- EXERCISE DIRECTIONS: Please copy every line of the records below that holds the word "title".

- PROVIDED DATA:
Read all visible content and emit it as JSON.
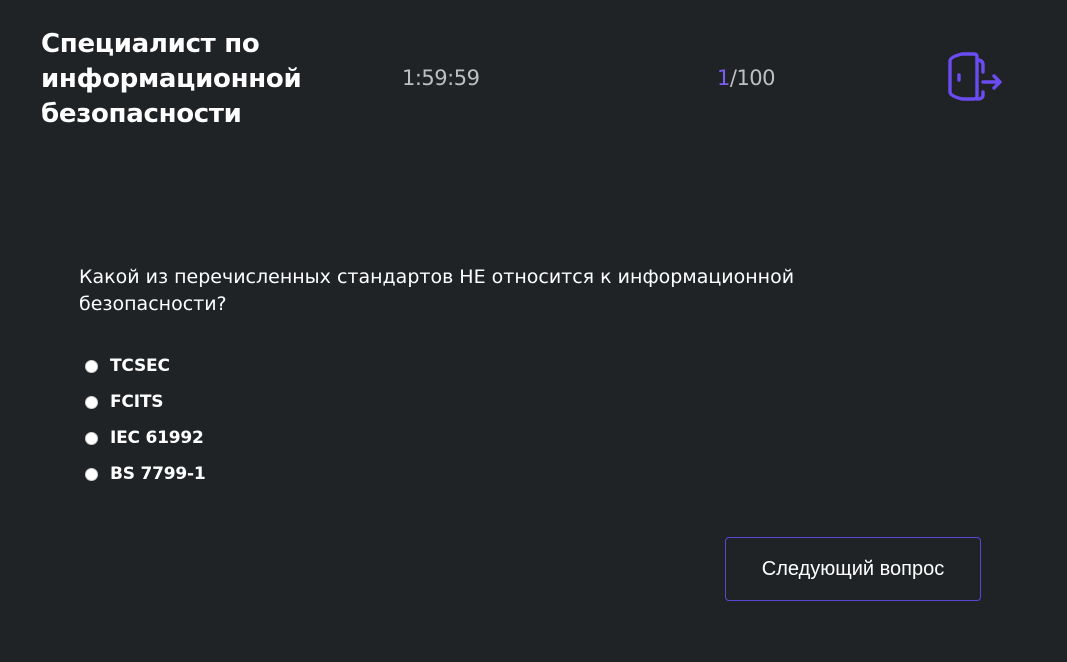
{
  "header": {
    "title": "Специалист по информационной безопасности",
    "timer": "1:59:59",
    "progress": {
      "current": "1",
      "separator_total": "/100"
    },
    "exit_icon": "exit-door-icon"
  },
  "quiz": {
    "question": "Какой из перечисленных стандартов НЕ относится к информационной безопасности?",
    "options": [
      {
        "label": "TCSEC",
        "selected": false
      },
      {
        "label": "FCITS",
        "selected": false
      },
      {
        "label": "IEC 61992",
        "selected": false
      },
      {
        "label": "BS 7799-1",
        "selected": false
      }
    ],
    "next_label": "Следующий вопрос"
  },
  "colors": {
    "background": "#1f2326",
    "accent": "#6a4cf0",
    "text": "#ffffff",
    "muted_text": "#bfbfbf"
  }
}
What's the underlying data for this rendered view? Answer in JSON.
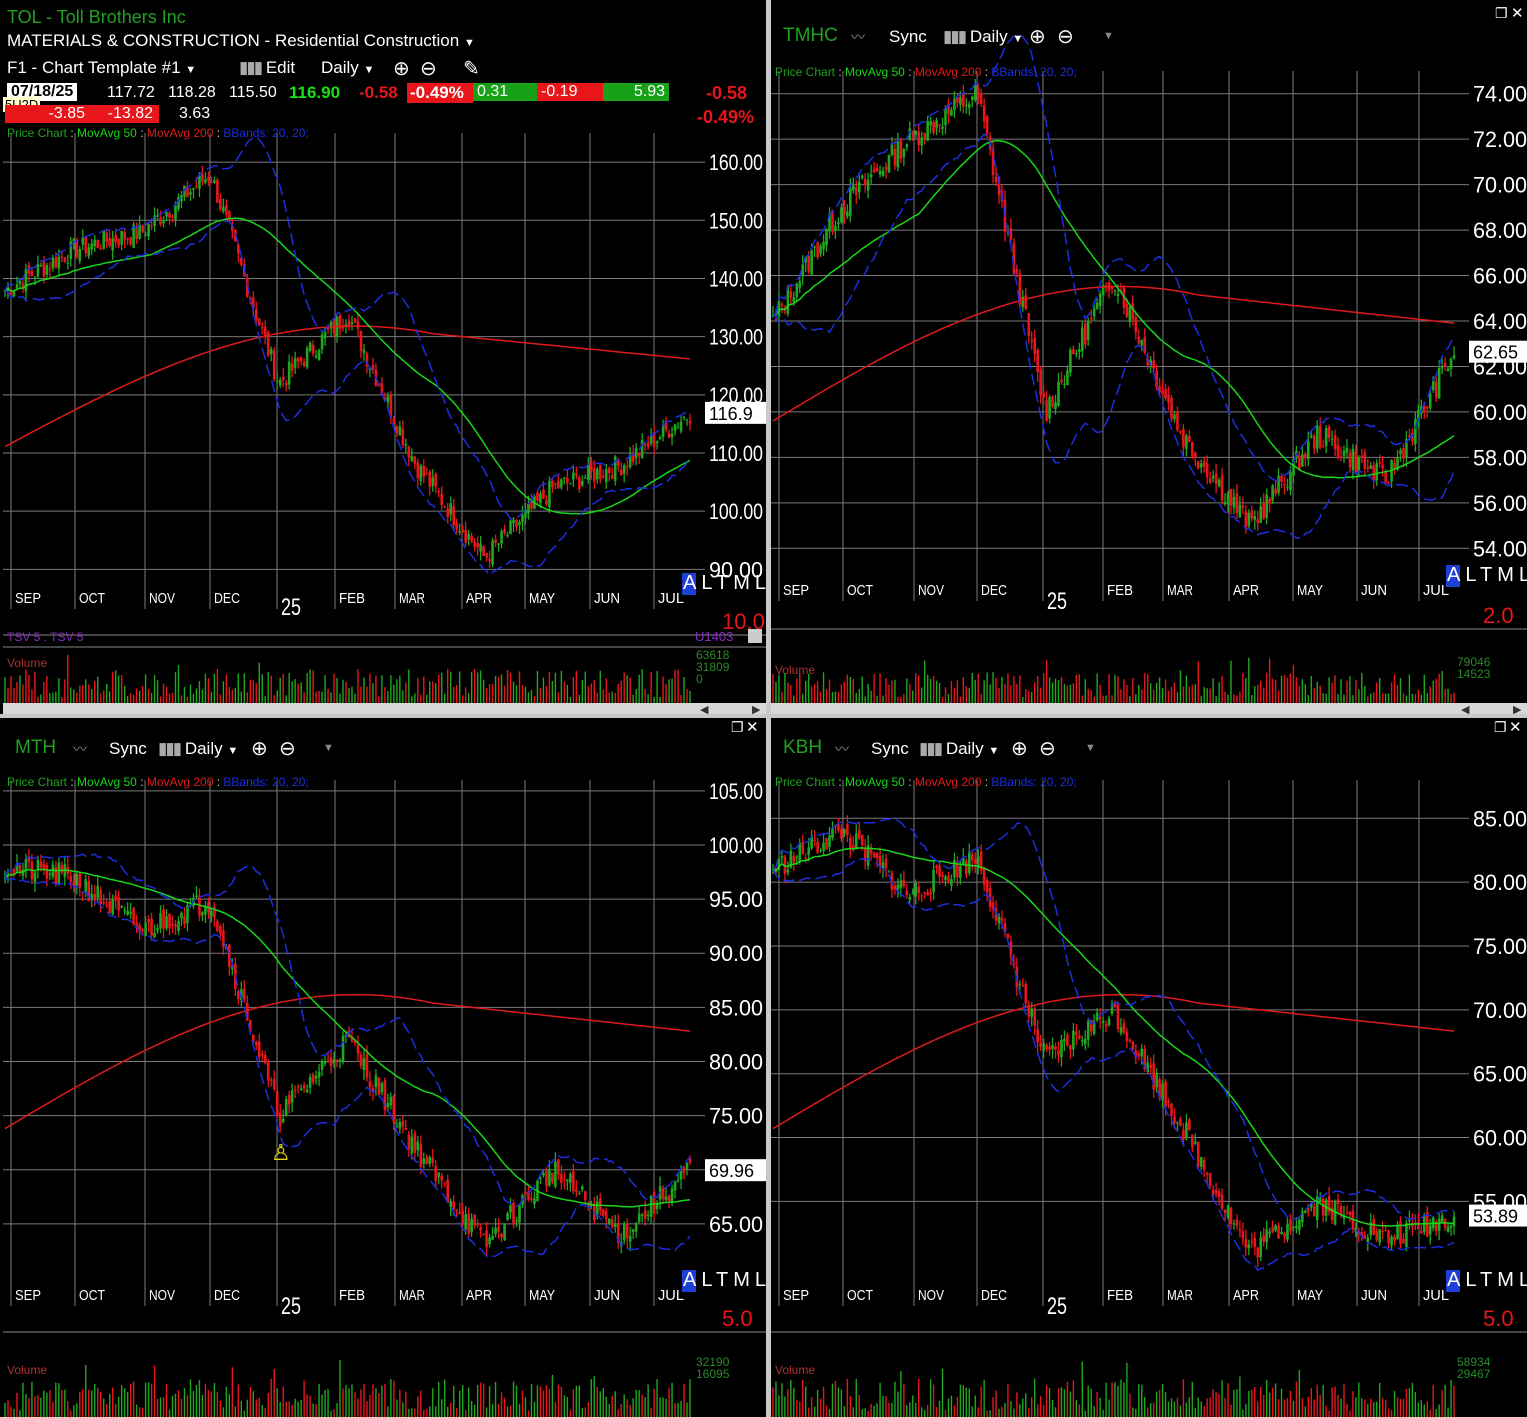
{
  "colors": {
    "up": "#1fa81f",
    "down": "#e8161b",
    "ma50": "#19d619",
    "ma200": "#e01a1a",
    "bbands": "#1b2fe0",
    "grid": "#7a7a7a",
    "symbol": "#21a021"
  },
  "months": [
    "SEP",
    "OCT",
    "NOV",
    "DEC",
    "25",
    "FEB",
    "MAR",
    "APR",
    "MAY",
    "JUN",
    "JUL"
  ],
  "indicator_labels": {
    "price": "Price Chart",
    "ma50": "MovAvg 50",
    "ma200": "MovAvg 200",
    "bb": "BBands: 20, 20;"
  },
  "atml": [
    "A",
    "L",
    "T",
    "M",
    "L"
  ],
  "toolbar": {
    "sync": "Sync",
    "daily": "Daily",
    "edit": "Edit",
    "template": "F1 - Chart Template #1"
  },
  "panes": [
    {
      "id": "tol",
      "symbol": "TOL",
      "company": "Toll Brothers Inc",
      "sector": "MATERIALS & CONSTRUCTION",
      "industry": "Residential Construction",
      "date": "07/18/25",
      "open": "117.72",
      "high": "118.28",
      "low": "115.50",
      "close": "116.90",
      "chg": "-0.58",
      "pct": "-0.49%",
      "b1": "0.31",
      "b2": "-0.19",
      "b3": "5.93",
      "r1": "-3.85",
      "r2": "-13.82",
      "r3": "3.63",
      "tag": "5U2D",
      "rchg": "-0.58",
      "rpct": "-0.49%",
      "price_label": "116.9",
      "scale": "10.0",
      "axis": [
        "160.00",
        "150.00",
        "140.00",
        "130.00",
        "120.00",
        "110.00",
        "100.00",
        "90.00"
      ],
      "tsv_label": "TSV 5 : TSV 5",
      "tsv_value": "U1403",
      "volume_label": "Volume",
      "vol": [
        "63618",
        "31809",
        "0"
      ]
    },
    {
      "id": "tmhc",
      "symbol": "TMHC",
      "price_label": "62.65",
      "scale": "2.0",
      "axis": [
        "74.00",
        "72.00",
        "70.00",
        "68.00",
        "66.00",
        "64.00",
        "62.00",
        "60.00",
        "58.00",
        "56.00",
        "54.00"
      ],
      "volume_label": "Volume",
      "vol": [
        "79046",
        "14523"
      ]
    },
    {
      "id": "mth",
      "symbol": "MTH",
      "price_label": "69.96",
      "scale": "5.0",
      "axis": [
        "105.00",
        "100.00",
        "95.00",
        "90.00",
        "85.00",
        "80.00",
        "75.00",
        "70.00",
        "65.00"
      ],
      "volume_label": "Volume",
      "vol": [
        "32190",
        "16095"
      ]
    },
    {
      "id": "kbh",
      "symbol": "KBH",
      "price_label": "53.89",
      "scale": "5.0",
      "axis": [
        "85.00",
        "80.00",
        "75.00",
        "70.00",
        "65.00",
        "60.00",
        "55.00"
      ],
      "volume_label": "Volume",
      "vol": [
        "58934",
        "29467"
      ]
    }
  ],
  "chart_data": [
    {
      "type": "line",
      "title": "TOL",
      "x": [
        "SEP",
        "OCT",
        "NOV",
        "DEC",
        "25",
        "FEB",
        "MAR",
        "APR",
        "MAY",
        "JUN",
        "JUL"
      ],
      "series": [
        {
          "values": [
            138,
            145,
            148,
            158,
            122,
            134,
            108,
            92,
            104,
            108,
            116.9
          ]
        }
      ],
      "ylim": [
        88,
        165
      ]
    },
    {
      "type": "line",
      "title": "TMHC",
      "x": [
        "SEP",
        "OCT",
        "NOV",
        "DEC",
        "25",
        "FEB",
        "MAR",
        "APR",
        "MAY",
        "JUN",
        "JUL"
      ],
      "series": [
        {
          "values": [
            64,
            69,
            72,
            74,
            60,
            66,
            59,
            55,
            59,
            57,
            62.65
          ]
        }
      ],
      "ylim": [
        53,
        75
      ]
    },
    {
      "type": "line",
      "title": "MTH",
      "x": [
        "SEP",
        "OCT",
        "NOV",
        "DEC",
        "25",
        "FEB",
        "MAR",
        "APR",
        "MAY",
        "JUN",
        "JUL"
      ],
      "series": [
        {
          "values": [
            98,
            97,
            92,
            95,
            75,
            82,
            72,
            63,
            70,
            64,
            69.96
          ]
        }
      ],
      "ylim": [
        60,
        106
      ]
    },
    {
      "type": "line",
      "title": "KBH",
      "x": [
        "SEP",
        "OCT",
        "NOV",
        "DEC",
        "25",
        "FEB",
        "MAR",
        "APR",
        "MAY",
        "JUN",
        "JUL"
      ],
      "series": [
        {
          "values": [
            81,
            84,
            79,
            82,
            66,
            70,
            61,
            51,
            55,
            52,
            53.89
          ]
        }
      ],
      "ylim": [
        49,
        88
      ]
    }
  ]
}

- CORRECT RESPONSE:
    "title": "Специалист по информационной безопасности",
      "title": "TOL",
      "title": "TMHC",
      "title": "MTH",
      "title": "KBH",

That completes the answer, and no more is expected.